THE TASK: Write out the listing in full, matching it word for word.

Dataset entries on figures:
################

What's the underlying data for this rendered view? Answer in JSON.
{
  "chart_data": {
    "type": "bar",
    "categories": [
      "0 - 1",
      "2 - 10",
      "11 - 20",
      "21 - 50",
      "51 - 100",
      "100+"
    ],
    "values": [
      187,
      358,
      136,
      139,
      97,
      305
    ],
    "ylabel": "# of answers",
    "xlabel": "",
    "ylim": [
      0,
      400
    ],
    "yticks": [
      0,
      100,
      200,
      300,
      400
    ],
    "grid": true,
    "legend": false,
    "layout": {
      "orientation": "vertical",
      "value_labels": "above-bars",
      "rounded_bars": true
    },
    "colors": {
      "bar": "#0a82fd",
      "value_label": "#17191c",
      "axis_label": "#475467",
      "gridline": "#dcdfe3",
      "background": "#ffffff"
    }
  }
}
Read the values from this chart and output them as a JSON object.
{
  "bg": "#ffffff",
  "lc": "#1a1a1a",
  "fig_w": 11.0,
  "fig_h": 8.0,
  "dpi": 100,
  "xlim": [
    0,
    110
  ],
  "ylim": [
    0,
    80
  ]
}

################

EXERCISE RESPONSE:
What's the underlying data for this rendered view? Answer in JSON.
{
  "chart_data": {
    "type": "bar",
    "categories": [
      "0 - 1",
      "2 - 10",
      "11 - 20",
      "21 - 50",
      "51 - 100",
      "100+"
    ],
    "values": [
      187,
      358,
      136,
      139,
      97,
      305
    ],
    "ylabel": "# of answers",
    "xlabel": "",
    "ylim": [
      0,
      400
    ],
    "yticks": [
      0,
      100,
      200,
      300,
      400
    ],
    "grid": true,
    "legend": false,
    "layout": {
      "orientation": "vertical",
      "value_labels": "above-bars",
      "rounded_bars": true
    },
    "colors": {
      "bar": "#0a82fd",
      "value_label": "#17191c",
      "axis_label": "#475467",
      "gridline": "#dcdfe3",
      "background": "#ffffff"
    }
  }
}
Read the values from this chart and output them as a JSON object.
{
  "bg": "#ffffff",
  "lc": "#1a1a1a",
  "fig_w": 11.0,
  "fig_h": 8.0,
  "dpi": 100,
  "xlim": [
    0,
    110
  ],
  "ylim": [
    0,
    80
  ]
}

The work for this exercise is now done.